(Collected data entries)
========

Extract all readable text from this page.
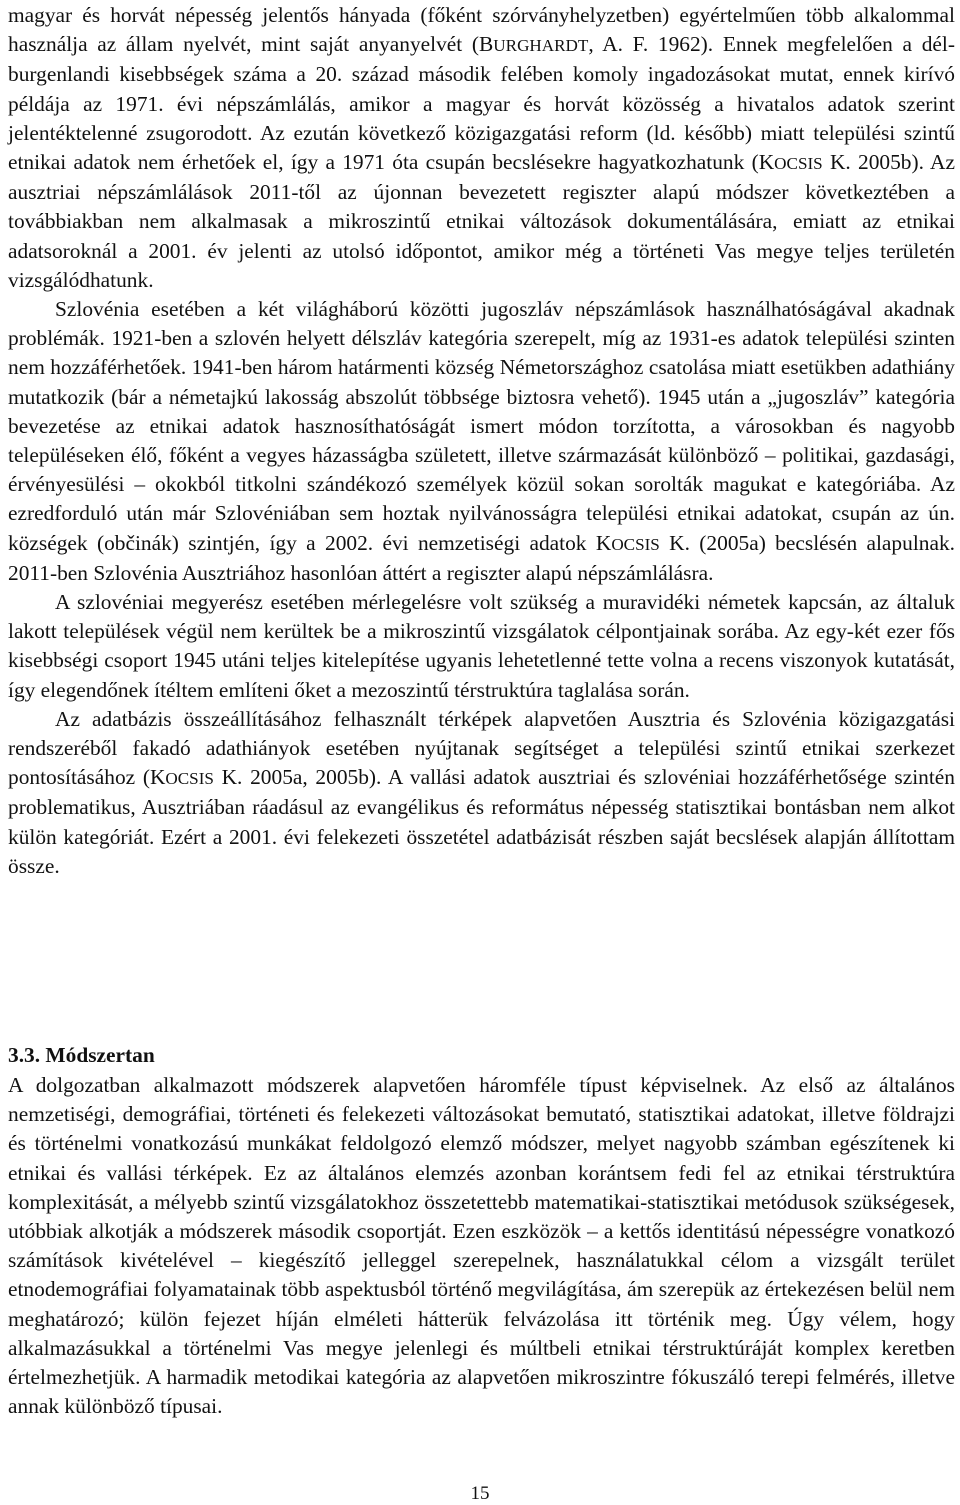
magyar és horvát népesség jelentős hányada (főként szórványhelyzetben) egyértelműen több alkalommal használja az állam nyelvét, mint saját anyanyelvét (BURGHARDT, A. F. 1962). Ennek megfelelően a dél-burgenlandi kisebbségek száma a 20. század második felében komoly ingadozásokat mutat, ennek kirívó példája az 1971. évi népszámlálás, amikor a magyar és horvát közösség a hivatalos adatok szerint jelentéktelenné zsugorodott. Az ezután következő közigazgatási reform (ld. később) miatt települési szintű etnikai adatok nem érhetőek el, így a 1971 óta csupán becslésekre hagyatkozhatunk (KOCSIS K. 2005b). Az ausztriai népszámlálások 2011-től az újonnan bevezetett regiszter alapú módszer következtében a továbbiakban nem alkalmasak a mikroszintű etnikai változások dokumentálására, emiatt az etnikai adatsoroknál a 2001. év jelenti az utolsó időpontot, amikor még a történeti Vas megye teljes területén vizsgálódhatunk.

Szlovénia esetében a két világháború közötti jugoszláv népszámlások használhatóságával akadnak problémák. 1921-ben a szlovén helyett délszláv kategória szerepelt, míg az 1931-es adatok települési szinten nem hozzáférhetőek. 1941-ben három határmenti község Németországhoz csatolása miatt esetükben adathiány mutatkozik (bár a németajkú lakosság abszolút többsége biztosra vehető). 1945 után a „jugoszláv” kategória bevezetése az etnikai adatok hasznosíthatóságát ismert módon torzította, a városokban és nagyobb településeken élő, főként a vegyes házasságba született, illetve származását különböző – politikai, gazdasági, érvényesülési – okokból titkolni szándékozó személyek közül sokan sorolták magukat e kategóriába. Az ezredforduló után már Szlovéniában sem hoztak nyilvánosságra települési etnikai adatokat, csupán az ún. községek (občinák) szintjén, így a 2002. évi nemzetiségi adatok KOCSIS K. (2005a) becslésén alapulnak. 2011-ben Szlovénia Ausztriához hasonlóan áttért a regiszter alapú népszámlálásra.

A szlovéniai megyerész esetében mérlegelésre volt szükség a muravidéki németek kapcsán, az általuk lakott települések végül nem kerültek be a mikroszintű vizsgálatok célpontjainak sorába. Az egy-két ezer fős kisebbségi csoport 1945 utáni teljes kitelepítése ugyanis lehetetlenné tette volna a recens viszonyok kutatását, így elegendőnek ítéltem említeni őket a mezoszintű térstruktúra taglalása során.

Az adatbázis összeállításához felhasznált térképek alapvetően Ausztria és Szlovénia közigazgatási rendszeréből fakadó adathiányok esetében nyújtanak segítséget a települési szintű etnikai szerkezet pontosításához (KOCSIS K. 2005a, 2005b). A vallási adatok ausztriai és szlovéniai hozzáférhetősége szintén problematikus, Ausztriában ráadásul az evangélikus és református népesség statisztikai bontásban nem alkot külön kategóriát. Ezért a 2001. évi felekezeti összetétel adatbázisát részben saját becslések alapján állítottam össze.

3.3. Módszertan

A dolgozatban alkalmazott módszerek alapvetően háromféle típust képviselnek. Az első az általános nemzetiségi, demográfiai, történeti és felekezeti változásokat bemutató, statisztikai adatokat, illetve földrajzi és történelmi vonatkozású munkákat feldolgozó elemző módszer, melyet nagyobb számban egészítenek ki etnikai és vallási térképek. Ez az általános elemzés azonban korántsem fedi fel az etnikai térstruktúra komplexitását, a mélyebb szintű vizsgálatokhoz összetettebb matematikai-statisztikai metódusok szükségesek, utóbbiak alkotják a módszerek második csoportját. Ezen eszközök – a kettős identitású népességre vonatkozó számítások kivételével – kiegészítő jelleggel szerepelnek, használatukkal célom a vizsgált terület etnodemográfiai folyamatainak több aspektusból történő megvilágítása, ám szerepük az értekezésen belül nem meghatározó; külön fejezet híján elméleti hátterük felvázolása itt történik meg. Úgy vélem, hogy alkalmazásukkal a történelmi Vas megye jelenlegi és múltbeli etnikai térstruktúráját komplex keretben értelmezhetjük. A harmadik metodikai kategória az alapvetően mikroszintre fókuszáló terepi felmérés, illetve annak különböző típusai.

15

========

Work required :: With the pictures omitted, reproduce the records in full and exactly.

Answer for this exercise ::
Extract all readable text from this page.
magyar és horvát népesség jelentős hányada (főként szórványhelyzetben) egyértelműen több alkalommal használja az állam nyelvét, mint saját anyanyelvét (BURGHARDT, A. F. 1962). Ennek megfelelően a dél-burgenlandi kisebbségek száma a 20. század második felében komoly ingadozásokat mutat, ennek kirívó példája az 1971. évi népszámlálás, amikor a magyar és horvát közösség a hivatalos adatok szerint jelentéktelenné zsugorodott. Az ezután következő közigazgatási reform (ld. később) miatt települési szintű etnikai adatok nem érhetőek el, így a 1971 óta csupán becslésekre hagyatkozhatunk (KOCSIS K. 2005b). Az ausztriai népszámlálások 2011-től az újonnan bevezetett regiszter alapú módszer következtében a továbbiakban nem alkalmasak a mikroszintű etnikai változások dokumentálására, emiatt az etnikai adatsoroknál a 2001. év jelenti az utolsó időpontot, amikor még a történeti Vas megye teljes területén vizsgálódhatunk.

Szlovénia esetében a két világháború közötti jugoszláv népszámlások használhatóságával akadnak problémák. 1921-ben a szlovén helyett délszláv kategória szerepelt, míg az 1931-es adatok települési szinten nem hozzáférhetőek. 1941-ben három határmenti község Németországhoz csatolása miatt esetükben adathiány mutatkozik (bár a németajkú lakosság abszolút többsége biztosra vehető). 1945 után a „jugoszláv” kategória bevezetése az etnikai adatok hasznosíthatóságát ismert módon torzította, a városokban és nagyobb településeken élő, főként a vegyes házasságba született, illetve származását különböző – politikai, gazdasági, érvényesülési – okokból titkolni szándékozó személyek közül sokan sorolták magukat e kategóriába. Az ezredforduló után már Szlovéniában sem hoztak nyilvánosságra települési etnikai adatokat, csupán az ún. községek (občinák) szintjén, így a 2002. évi nemzetiségi adatok KOCSIS K. (2005a) becslésén alapulnak. 2011-ben Szlovénia Ausztriához hasonlóan áttért a regiszter alapú népszámlálásra.

A szlovéniai megyerész esetében mérlegelésre volt szükség a muravidéki németek kapcsán, az általuk lakott települések végül nem kerültek be a mikroszintű vizsgálatok célpontjainak sorába. Az egy-két ezer fős kisebbségi csoport 1945 utáni teljes kitelepítése ugyanis lehetetlenné tette volna a recens viszonyok kutatását, így elegendőnek ítéltem említeni őket a mezoszintű térstruktúra taglalása során.

Az adatbázis összeállításához felhasznált térképek alapvetően Ausztria és Szlovénia közigazgatási rendszeréből fakadó adathiányok esetében nyújtanak segítséget a települési szintű etnikai szerkezet pontosításához (KOCSIS K. 2005a, 2005b). A vallási adatok ausztriai és szlovéniai hozzáférhetősége szintén problematikus, Ausztriában ráadásul az evangélikus és református népesség statisztikai bontásban nem alkot külön kategóriát. Ezért a 2001. évi felekezeti összetétel adatbázisát részben saját becslések alapján állítottam össze.

3.3. Módszertan

A dolgozatban alkalmazott módszerek alapvetően háromféle típust képviselnek. Az első az általános nemzetiségi, demográfiai, történeti és felekezeti változásokat bemutató, statisztikai adatokat, illetve földrajzi és történelmi vonatkozású munkákat feldolgozó elemző módszer, melyet nagyobb számban egészítenek ki etnikai és vallási térképek. Ez az általános elemzés azonban korántsem fedi fel az etnikai térstruktúra komplexitását, a mélyebb szintű vizsgálatokhoz összetettebb matematikai-statisztikai metódusok szükségesek, utóbbiak alkotják a módszerek második csoportját. Ezen eszközök – a kettős identitású népességre vonatkozó számítások kivételével – kiegészítő jelleggel szerepelnek, használatukkal célom a vizsgált terület etnodemográfiai folyamatainak több aspektusból történő megvilágítása, ám szerepük az értekezésen belül nem meghatározó; külön fejezet híján elméleti hátterük felvázolása itt történik meg. Úgy vélem, hogy alkalmazásukkal a történelmi Vas megye jelenlegi és múltbeli etnikai térstruktúráját komplex keretben értelmezhetjük. A harmadik metodikai kategória az alapvetően mikroszintre fókuszáló terepi felmérés, illetve annak különböző típusai.

15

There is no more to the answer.